* begin TEXT SHOWN *

Doubts on Doubts: Part One

Aug 31, 2014


Dear Readers, apologies for the radio silence. The last few months have been eventful. But I am back in the saddle and getting ready for my graduate seminar on the politics of international law. Skepticism about international law is old but it seems to me Syria, Ukraine, Gaza, and other events deepened the cynicism. “International law isn’t even law in the proper sense. It doesn’t really matter.” I heard statements like this from my students already in our first class last week, at APSA, at the airport bar, and on the flight back home. It is encouraging to see people become more interested in international law regardless of where they stand. Let me contribute to the dialogue by trying to cast doubts on some of the recurring doubts.

‘International law isn’t law because it isn’t centrally enforced.’ This is the John Austin logic. Because international law lacks centralized enforcement, it isn’t law but “positive morality.” What is wrong with this view? A lot, actually. And here is the main problem potently explained by H.L.A. Hart and Michael Barkun. Equating law with sanctions reduces the law to a “gunman” (Hart) and relegates a legal order to system of punishing “social pathologies” (Barkun). Legal systems are not gunmen. International law is no exception.

‘But even H.L.A. Hart called international law as “immature”.’ True but perhaps it is time to revisit his conclusion. Hart defines law as the “union of primary and secondary rules.” Primary rules are those that impose duties either by prescribing or proscribing certain actions. Secondary rules are those that specify the rules and procedures through which primary rules can be created, changed, adjudicated, and enforced. The rule of recognition is the crucial one for Hart (see e.g. Scott Shapiro’s article)  It is the secondary rule that specifies the criteria for the legal validity of primary rules. It is similar to Hans Kelsen’s Grundnorm. Hart did not see international law as the proper union of primary and secondary rules. For him, international law is a system of primary rules but lacks the necessary secondary rules. He rejects pacta sunt servanda as a substitute rule of recognition because treaties are contractual. He is concerned that there is no supranational legislature and/or judiciary in the international system. International law is surely different from domestic law in many ways but a lot has changed since Hart’s Concept of Law. I agree with Mehrdad Payandeh that the contemporary international legal system includes “legislative, executive, and judicative structures which are able to perform the same functions as the legal order of a nation state.”

* end TEXT SHOWN *
* begin RECORDS SUPPLIED *

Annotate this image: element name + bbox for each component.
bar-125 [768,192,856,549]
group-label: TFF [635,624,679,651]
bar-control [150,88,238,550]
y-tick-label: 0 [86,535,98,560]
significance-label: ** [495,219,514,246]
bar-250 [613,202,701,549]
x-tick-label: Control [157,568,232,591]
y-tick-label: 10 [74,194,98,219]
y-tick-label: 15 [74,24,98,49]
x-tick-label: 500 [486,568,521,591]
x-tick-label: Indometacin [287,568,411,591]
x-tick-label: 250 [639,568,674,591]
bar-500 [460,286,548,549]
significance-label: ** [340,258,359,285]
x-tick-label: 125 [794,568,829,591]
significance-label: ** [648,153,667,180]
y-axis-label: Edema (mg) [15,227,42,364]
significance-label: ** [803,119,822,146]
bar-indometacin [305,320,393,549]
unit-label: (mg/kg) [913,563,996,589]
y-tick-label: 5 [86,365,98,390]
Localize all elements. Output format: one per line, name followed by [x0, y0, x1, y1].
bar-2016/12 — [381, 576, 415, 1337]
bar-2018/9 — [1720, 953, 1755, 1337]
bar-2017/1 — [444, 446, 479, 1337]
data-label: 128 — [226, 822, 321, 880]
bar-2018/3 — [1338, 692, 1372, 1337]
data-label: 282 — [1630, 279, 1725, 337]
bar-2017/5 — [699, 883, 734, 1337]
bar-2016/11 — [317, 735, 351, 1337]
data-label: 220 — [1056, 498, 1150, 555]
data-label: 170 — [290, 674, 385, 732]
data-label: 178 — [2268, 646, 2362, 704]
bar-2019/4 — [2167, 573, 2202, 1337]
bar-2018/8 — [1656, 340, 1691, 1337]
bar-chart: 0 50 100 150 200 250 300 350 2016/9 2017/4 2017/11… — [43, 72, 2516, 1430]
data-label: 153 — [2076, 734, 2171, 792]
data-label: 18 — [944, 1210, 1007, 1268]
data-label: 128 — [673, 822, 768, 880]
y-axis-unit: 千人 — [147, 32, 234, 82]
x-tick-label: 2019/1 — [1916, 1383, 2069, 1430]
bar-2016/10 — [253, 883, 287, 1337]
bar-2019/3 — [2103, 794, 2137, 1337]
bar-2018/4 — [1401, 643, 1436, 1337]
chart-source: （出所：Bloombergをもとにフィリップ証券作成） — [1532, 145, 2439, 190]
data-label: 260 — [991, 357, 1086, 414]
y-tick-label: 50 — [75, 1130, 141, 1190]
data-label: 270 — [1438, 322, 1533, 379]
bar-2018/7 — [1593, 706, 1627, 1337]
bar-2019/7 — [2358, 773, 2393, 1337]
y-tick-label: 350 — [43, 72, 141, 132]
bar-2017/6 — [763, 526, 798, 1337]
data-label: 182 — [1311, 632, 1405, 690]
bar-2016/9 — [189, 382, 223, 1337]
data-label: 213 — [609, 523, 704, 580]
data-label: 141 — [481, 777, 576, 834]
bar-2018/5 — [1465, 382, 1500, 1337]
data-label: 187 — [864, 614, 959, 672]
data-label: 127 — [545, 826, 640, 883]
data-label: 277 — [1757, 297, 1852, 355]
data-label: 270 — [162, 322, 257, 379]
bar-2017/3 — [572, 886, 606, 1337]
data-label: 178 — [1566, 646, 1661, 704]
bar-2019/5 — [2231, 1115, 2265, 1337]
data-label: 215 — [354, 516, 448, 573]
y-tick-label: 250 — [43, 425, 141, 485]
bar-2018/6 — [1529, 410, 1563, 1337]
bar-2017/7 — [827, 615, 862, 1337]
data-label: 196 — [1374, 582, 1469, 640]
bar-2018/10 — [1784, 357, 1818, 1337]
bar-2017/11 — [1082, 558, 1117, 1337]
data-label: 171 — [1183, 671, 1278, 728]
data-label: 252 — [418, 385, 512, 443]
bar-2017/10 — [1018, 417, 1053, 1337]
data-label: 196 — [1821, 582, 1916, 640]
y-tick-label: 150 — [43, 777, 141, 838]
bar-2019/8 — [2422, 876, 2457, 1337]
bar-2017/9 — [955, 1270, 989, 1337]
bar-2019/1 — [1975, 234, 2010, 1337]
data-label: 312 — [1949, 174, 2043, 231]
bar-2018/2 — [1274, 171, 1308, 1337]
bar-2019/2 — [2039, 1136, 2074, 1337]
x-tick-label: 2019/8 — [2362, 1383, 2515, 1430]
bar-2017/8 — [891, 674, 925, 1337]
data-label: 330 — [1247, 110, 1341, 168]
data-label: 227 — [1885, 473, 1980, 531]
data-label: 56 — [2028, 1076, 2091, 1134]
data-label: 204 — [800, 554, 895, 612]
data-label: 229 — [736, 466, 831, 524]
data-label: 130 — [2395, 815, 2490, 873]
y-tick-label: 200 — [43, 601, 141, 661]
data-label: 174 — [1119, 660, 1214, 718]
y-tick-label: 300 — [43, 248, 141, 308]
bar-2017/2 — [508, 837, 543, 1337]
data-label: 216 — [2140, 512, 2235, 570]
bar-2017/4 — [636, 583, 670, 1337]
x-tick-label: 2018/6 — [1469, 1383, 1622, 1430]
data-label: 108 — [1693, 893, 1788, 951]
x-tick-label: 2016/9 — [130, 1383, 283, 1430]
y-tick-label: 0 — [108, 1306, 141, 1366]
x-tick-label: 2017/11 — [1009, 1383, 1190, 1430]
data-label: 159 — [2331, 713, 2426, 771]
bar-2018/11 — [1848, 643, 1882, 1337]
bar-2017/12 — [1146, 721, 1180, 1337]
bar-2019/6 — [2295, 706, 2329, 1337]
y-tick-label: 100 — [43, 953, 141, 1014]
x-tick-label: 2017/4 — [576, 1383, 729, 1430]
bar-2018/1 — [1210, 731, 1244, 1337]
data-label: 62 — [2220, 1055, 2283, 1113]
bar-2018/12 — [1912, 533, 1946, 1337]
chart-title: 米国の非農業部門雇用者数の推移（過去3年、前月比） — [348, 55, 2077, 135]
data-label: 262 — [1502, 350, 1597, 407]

* end RECORDS SUPPLIED *

▶ [DIRECTIONS]:
a: Quote everything in the records from their first line down to the line containing "y-tick-label: 10 [74,194,98,219]", including both of those lines.
b: Write what comes next in the post on doubts about international law, picking up after its final sentence.
The records are unrelated to the post on international law.

▶ [ANSWERS FOR THIS EXERCISE]:
a:
Annotate this image: element name + bbox for each component.
bar-125 [768,192,856,549]
group-label: TFF [635,624,679,651]
bar-control [150,88,238,550]
y-tick-label: 0 [86,535,98,560]
significance-label: ** [495,219,514,246]
bar-250 [613,202,701,549]
x-tick-label: Control [157,568,232,591]
y-tick-label: 10 [74,194,98,219]

b:
In my view, Hart’s commitment to a rigid form of positivism also contributes to his doubts about international law. Hart looks for a formal and self-referential “essence” that defines and delineates the concept of law. He neglects that law is not just institutional but also social. Adopting a socio-legal perspective helps us move away from reified accounts of law and see international law in a different light. Brian Tamanaha defines law as “whatever people in the social group conventionally recognize as legal norms through their social practices.” If so, the absence of conventional secondary rules and an orthodox rule of recognition such as a constitution in the international legal system does’t constitute a paradox of authority. International law is what states collectively identify and recognize as law in their practices.
‘If international law is “what states make of” then it is not distinct from non-legal rules.’ Both legal and non-legal rules are normative. Violations of both forms of rules could be subject to punishment. And non-legal ones can sometimes inspire in a stronger sense of obligation than legal ones. So, what is the value added of calling something law? A great group of IR and IL scholars wrestled with this question a couple of years ago at ISA, using Martha Finnemore’s Are Legal Norms Distinctive? as a backdrop. I am very happy I had the opportunity to participate and would be remiss if I didn’t thank Ian Hurd and Alex Wendt for facilitating my last-minute admission to the working group and the participants, especially Charli, for welcoming me.  I think we aren’t likely to find the magic bullet that differentiates legal rules from non-legal ones if we look at the form and behavioral functions of international law alone. The distinctiveness is in the effect of international law on state practice. When a norm is legalized, it is no longer a good idea but the law (see Kenneth Anderson‘s gravity joke on this point). States need to justify their behavior in terms of the law. State discourse need to be anchored in the law, and legal procedures need to be followed. Bargaining, arguing, excuse-making, finger-pointing, and sanctioning all operate differently in the shadow of law.
‘International law doesn’t really matter.’ International law does a lot of hard work. Stay tuned for part two on this point.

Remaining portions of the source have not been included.